(Data records)
* * * * * * * * *

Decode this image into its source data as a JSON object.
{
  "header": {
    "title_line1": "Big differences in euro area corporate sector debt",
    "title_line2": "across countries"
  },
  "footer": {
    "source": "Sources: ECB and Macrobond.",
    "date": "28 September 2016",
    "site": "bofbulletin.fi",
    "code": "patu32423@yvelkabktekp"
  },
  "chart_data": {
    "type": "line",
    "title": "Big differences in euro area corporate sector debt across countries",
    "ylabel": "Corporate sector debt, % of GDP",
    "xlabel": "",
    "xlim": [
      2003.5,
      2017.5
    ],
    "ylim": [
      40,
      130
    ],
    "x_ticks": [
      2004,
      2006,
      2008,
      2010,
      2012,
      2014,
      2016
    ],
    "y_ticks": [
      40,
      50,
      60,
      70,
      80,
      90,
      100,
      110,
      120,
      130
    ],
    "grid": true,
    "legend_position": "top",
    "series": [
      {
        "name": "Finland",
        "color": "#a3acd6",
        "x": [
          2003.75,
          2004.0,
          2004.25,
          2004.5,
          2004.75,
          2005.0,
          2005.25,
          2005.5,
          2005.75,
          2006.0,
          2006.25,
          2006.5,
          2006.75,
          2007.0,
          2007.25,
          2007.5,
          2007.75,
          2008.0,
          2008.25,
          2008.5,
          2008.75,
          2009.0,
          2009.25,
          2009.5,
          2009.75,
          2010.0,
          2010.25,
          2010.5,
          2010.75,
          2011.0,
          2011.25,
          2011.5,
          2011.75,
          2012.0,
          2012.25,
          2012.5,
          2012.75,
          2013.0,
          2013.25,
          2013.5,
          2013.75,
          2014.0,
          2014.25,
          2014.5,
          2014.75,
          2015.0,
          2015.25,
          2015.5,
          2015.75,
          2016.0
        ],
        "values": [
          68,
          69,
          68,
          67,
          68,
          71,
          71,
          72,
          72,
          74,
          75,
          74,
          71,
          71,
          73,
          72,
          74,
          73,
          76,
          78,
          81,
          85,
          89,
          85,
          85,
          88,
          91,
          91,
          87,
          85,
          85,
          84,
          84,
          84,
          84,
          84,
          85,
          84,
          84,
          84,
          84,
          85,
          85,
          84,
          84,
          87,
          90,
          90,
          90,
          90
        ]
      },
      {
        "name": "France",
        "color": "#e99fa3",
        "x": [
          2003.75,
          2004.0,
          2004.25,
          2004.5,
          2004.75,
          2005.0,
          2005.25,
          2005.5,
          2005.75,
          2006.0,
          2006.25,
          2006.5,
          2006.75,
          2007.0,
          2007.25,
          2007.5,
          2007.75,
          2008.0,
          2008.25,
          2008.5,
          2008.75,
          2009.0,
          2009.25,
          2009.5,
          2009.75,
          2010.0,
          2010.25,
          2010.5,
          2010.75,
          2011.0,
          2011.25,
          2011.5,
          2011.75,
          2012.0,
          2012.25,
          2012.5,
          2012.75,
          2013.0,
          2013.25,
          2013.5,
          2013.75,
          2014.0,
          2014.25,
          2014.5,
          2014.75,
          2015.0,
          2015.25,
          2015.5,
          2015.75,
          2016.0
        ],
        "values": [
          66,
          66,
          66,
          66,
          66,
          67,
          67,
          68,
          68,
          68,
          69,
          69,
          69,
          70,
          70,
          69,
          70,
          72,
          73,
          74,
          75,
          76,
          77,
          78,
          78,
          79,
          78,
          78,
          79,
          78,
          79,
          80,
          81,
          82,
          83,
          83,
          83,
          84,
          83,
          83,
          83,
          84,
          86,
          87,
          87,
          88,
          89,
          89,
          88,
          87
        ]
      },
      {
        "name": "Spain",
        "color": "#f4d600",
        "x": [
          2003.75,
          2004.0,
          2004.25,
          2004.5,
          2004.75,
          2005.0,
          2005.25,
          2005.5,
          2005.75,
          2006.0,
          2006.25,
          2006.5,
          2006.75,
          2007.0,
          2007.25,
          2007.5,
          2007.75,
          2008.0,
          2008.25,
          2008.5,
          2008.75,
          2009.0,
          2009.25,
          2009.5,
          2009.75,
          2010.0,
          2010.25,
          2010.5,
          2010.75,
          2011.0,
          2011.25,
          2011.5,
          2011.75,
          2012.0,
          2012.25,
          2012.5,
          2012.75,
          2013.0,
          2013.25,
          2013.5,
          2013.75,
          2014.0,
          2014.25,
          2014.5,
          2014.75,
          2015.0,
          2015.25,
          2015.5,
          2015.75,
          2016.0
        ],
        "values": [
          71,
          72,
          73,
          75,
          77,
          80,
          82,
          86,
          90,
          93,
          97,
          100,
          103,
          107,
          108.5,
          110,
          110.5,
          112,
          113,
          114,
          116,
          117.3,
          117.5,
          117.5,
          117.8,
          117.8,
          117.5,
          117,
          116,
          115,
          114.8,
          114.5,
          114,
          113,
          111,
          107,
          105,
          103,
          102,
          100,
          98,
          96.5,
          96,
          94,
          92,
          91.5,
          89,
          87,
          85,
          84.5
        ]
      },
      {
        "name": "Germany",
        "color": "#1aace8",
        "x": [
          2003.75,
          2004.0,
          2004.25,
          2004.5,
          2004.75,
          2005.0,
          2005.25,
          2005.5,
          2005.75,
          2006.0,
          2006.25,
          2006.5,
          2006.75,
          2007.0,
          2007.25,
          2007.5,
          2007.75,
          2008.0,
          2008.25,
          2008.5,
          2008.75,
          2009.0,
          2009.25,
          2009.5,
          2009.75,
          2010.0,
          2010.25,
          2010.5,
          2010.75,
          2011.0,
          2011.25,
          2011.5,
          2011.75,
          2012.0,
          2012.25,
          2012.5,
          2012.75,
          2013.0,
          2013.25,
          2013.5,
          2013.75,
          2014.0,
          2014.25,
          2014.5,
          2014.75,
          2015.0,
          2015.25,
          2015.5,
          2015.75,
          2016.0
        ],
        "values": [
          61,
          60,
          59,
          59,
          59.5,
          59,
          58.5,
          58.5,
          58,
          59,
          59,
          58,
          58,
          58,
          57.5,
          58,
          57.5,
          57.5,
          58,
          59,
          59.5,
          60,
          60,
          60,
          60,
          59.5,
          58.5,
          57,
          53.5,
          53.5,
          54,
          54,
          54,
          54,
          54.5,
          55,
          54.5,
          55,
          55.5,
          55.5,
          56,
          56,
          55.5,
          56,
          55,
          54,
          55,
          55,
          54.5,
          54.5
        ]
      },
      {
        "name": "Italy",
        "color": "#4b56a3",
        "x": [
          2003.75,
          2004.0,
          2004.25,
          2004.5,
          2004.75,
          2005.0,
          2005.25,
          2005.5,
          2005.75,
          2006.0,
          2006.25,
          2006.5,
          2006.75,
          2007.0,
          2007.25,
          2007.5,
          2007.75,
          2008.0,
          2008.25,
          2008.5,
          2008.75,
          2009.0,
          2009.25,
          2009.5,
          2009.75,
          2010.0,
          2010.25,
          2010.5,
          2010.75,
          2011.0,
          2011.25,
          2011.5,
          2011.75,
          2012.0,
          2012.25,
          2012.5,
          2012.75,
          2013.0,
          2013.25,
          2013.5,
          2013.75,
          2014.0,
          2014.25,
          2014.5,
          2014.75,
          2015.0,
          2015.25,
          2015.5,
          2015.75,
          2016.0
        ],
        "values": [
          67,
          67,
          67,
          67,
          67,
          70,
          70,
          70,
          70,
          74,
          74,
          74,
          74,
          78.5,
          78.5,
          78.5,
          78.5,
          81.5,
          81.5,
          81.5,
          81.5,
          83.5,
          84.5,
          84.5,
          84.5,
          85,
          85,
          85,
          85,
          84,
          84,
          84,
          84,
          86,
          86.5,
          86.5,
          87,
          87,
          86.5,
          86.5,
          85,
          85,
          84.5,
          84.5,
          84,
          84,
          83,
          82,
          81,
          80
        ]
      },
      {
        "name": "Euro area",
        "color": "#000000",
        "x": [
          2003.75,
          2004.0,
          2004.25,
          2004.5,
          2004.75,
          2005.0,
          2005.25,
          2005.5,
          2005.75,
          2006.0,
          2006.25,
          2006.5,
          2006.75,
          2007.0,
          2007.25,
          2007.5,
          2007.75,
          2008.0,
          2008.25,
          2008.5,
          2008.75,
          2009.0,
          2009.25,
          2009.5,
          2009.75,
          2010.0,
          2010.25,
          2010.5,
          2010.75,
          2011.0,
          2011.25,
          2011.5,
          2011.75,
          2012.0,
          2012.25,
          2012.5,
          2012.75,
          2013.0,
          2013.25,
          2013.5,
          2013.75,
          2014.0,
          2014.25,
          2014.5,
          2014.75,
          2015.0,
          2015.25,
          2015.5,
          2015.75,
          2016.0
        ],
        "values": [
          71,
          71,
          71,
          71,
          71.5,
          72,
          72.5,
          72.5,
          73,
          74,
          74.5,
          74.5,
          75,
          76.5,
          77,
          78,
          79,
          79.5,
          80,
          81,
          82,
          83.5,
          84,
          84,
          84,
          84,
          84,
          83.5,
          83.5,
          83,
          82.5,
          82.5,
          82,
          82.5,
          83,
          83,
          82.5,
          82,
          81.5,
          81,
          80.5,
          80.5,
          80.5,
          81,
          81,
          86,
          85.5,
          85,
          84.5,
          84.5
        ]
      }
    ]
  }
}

* * * * * * * * *

Given exercise:
Extract every line from the records above that contains the word "source".

Full output:
Decode this image into its source data as a JSON object.
    "source": "Sources: ECB and Macrobond.",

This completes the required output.